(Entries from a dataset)
[Start]
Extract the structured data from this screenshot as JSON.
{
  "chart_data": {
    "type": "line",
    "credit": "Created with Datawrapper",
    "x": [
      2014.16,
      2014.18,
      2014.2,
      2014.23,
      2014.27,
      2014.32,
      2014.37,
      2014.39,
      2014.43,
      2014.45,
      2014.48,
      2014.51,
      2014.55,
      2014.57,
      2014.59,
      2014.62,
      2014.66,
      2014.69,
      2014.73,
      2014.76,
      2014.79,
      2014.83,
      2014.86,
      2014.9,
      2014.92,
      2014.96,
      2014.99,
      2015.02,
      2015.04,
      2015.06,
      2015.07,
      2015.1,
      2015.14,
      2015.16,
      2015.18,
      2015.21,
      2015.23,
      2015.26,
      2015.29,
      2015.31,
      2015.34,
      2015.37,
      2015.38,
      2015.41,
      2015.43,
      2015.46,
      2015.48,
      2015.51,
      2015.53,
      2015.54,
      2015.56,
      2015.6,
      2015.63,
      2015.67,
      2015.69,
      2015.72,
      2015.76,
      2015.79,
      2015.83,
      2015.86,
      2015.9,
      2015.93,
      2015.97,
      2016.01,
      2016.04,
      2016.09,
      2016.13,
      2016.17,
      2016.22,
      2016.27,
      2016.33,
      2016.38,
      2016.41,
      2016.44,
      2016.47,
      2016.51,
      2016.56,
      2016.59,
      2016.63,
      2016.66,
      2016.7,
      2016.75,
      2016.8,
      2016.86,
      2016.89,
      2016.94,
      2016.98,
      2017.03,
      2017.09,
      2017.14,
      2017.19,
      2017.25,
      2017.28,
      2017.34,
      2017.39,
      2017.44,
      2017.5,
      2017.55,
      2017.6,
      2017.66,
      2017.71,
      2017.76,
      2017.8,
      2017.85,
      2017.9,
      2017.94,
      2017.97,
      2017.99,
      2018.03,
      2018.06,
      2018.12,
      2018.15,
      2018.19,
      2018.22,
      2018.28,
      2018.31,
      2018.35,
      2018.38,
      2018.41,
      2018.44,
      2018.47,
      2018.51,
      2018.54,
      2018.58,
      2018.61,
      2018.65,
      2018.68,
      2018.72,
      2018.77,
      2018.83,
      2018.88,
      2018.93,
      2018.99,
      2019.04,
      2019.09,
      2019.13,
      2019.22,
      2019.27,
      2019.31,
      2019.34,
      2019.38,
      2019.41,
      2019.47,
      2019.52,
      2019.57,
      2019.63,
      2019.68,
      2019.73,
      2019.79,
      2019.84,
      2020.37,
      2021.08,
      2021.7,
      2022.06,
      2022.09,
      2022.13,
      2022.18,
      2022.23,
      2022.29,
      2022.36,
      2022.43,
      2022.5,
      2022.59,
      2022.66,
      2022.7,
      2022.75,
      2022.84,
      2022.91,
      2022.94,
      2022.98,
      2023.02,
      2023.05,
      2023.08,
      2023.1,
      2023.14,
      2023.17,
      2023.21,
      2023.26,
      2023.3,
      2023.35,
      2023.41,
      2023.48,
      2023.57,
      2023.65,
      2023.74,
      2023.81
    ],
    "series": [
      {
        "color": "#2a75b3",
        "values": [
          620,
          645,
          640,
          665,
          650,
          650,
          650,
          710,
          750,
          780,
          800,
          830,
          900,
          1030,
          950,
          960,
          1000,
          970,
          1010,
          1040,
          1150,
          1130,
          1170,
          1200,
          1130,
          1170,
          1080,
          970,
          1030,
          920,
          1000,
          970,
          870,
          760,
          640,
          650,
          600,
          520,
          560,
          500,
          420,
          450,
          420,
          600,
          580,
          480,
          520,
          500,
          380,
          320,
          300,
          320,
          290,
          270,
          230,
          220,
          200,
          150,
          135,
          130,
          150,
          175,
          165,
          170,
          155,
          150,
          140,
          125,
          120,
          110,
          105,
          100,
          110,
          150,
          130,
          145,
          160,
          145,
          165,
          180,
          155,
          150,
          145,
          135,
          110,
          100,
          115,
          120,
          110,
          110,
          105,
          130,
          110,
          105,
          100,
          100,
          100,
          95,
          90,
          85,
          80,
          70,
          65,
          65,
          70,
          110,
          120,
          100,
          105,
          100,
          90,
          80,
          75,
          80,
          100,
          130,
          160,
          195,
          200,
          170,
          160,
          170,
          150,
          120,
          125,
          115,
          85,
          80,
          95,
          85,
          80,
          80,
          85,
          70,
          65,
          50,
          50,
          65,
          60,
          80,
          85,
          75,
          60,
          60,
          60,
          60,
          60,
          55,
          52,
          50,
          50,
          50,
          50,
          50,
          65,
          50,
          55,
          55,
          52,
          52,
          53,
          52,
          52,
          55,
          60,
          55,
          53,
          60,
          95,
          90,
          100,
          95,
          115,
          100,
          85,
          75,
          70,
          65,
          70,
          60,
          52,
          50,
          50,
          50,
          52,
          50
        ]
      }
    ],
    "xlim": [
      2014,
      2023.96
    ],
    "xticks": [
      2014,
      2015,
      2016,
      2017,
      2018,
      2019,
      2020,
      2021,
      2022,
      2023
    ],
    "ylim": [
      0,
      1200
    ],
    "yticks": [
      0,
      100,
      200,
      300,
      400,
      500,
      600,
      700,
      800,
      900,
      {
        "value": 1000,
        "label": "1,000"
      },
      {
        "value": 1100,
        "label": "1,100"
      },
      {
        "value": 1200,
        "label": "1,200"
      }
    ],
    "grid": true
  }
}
[End]
## What this task involves
Reproduce the records above exactly as they appear.

## Solution to this exercise
Extract the structured data from this screenshot as JSON.
{
  "chart_data": {
    "type": "line",
    "credit": "Created with Datawrapper",
    "x": [
      2014.16,
      2014.18,
      2014.2,
      2014.23,
      2014.27,
      2014.32,
      2014.37,
      2014.39,
      2014.43,
      2014.45,
      2014.48,
      2014.51,
      2014.55,
      2014.57,
      2014.59,
      2014.62,
      2014.66,
      2014.69,
      2014.73,
      2014.76,
      2014.79,
      2014.83,
      2014.86,
      2014.9,
      2014.92,
      2014.96,
      2014.99,
      2015.02,
      2015.04,
      2015.06,
      2015.07,
      2015.1,
      2015.14,
      2015.16,
      2015.18,
      2015.21,
      2015.23,
      2015.26,
      2015.29,
      2015.31,
      2015.34,
      2015.37,
      2015.38,
      2015.41,
      2015.43,
      2015.46,
      2015.48,
      2015.51,
      2015.53,
      2015.54,
      2015.56,
      2015.6,
      2015.63,
      2015.67,
      2015.69,
      2015.72,
      2015.76,
      2015.79,
      2015.83,
      2015.86,
      2015.9,
      2015.93,
      2015.97,
      2016.01,
      2016.04,
      2016.09,
      2016.13,
      2016.17,
      2016.22,
      2016.27,
      2016.33,
      2016.38,
      2016.41,
      2016.44,
      2016.47,
      2016.51,
      2016.56,
      2016.59,
      2016.63,
      2016.66,
      2016.7,
      2016.75,
      2016.8,
      2016.86,
      2016.89,
      2016.94,
      2016.98,
      2017.03,
      2017.09,
      2017.14,
      2017.19,
      2017.25,
      2017.28,
      2017.34,
      2017.39,
      2017.44,
      2017.5,
      2017.55,
      2017.6,
      2017.66,
      2017.71,
      2017.76,
      2017.8,
      2017.85,
      2017.9,
      2017.94,
      2017.97,
      2017.99,
      2018.03,
      2018.06,
      2018.12,
      2018.15,
      2018.19,
      2018.22,
      2018.28,
      2018.31,
      2018.35,
      2018.38,
      2018.41,
      2018.44,
      2018.47,
      2018.51,
      2018.54,
      2018.58,
      2018.61,
      2018.65,
      2018.68,
      2018.72,
      2018.77,
      2018.83,
      2018.88,
      2018.93,
      2018.99,
      2019.04,
      2019.09,
      2019.13,
      2019.22,
      2019.27,
      2019.31,
      2019.34,
      2019.38,
      2019.41,
      2019.47,
      2019.52,
      2019.57,
      2019.63,
      2019.68,
      2019.73,
      2019.79,
      2019.84,
      2020.37,
      2021.08,
      2021.7,
      2022.06,
      2022.09,
      2022.13,
      2022.18,
      2022.23,
      2022.29,
      2022.36,
      2022.43,
      2022.5,
      2022.59,
      2022.66,
      2022.7,
      2022.75,
      2022.84,
      2022.91,
      2022.94,
      2022.98,
      2023.02,
      2023.05,
      2023.08,
      2023.1,
      2023.14,
      2023.17,
      2023.21,
      2023.26,
      2023.3,
      2023.35,
      2023.41,
      2023.48,
      2023.57,
      2023.65,
      2023.74,
      2023.81
    ],
    "series": [
      {
        "color": "#2a75b3",
        "values": [
          620,
          645,
          640,
          665,
          650,
          650,
          650,
          710,
          750,
          780,
          800,
          830,
          900,
          1030,
          950,
          960,
          1000,
          970,
          1010,
          1040,
          1150,
          1130,
          1170,
          1200,
          1130,
          1170,
          1080,
          970,
          1030,
          920,
          1000,
          970,
          870,
          760,
          640,
          650,
          600,
          520,
          560,
          500,
          420,
          450,
          420,
          600,
          580,
          480,
          520,
          500,
          380,
          320,
          300,
          320,
          290,
          270,
          230,
          220,
          200,
          150,
          135,
          130,
          150,
          175,
          165,
          170,
          155,
          150,
          140,
          125,
          120,
          110,
          105,
          100,
          110,
          150,
          130,
          145,
          160,
          145,
          165,
          180,
          155,
          150,
          145,
          135,
          110,
          100,
          115,
          120,
          110,
          110,
          105,
          130,
          110,
          105,
          100,
          100,
          100,
          95,
          90,
          85,
          80,
          70,
          65,
          65,
          70,
          110,
          120,
          100,
          105,
          100,
          90,
          80,
          75,
          80,
          100,
          130,
          160,
          195,
          200,
          170,
          160,
          170,
          150,
          120,
          125,
          115,
          85,
          80,
          95,
          85,
          80,
          80,
          85,
          70,
          65,
          50,
          50,
          65,
          60,
          80,
          85,
          75,
          60,
          60,
          60,
          60,
          60,
          55,
          52,
          50,
          50,
          50,
          50,
          50,
          65,
          50,
          55,
          55,
          52,
          52,
          53,
          52,
          52,
          55,
          60,
          55,
          53,
          60,
          95,
          90,
          100,
          95,
          115,
          100,
          85,
          75,
          70,
          65,
          70,
          60,
          52,
          50,
          50,
          50,
          52,
          50
        ]
      }
    ],
    "xlim": [
      2014,
      2023.96
    ],
    "xticks": [
      2014,
      2015,
      2016,
      2017,
      2018,
      2019,
      2020,
      2021,
      2022,
      2023
    ],
    "ylim": [
      0,
      1200
    ],
    "yticks": [
      0,
      100,
      200,
      300,
      400,
      500,
      600,
      700,
      800,
      900,
      {
        "value": 1000,
        "label": "1,000"
      },
      {
        "value": 1100,
        "label": "1,100"
      },
      {
        "value": 1200,
        "label": "1,200"
      }
    ],
    "grid": true
  }
}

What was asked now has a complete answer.